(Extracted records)

-- Begin --

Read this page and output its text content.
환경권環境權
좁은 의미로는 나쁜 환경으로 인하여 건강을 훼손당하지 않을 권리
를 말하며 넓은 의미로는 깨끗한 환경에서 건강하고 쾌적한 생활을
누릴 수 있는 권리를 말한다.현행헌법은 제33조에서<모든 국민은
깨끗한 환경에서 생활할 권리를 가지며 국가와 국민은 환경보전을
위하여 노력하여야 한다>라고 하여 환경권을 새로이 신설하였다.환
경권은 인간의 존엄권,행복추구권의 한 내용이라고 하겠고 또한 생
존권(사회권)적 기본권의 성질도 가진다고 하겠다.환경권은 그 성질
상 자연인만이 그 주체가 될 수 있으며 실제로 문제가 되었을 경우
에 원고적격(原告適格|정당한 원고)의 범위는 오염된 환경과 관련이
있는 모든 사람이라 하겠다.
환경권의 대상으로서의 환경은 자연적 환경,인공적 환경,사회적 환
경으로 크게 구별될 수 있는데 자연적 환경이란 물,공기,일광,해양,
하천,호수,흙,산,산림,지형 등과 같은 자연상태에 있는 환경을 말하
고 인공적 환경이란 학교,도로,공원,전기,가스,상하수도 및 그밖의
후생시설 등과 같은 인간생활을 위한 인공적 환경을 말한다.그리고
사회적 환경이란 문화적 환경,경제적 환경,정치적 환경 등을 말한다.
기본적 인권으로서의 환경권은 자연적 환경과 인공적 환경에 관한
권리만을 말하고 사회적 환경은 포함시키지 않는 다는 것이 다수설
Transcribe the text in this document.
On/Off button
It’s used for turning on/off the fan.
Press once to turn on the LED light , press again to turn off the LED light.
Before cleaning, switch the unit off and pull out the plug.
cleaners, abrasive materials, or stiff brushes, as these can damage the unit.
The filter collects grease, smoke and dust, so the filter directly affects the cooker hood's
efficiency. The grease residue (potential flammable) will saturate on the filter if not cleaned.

-- End --

▶ [Objective]: Filter the records above and return every line that holds the word "환경에서".

▶ [Task answer]:
를 말하며 넓은 의미로는 깨끗한 환경에서 건강하고 쾌적한 생활을
깨끗한 환경에서 생활할 권리를 가지며 국가와 국민은 환경보전을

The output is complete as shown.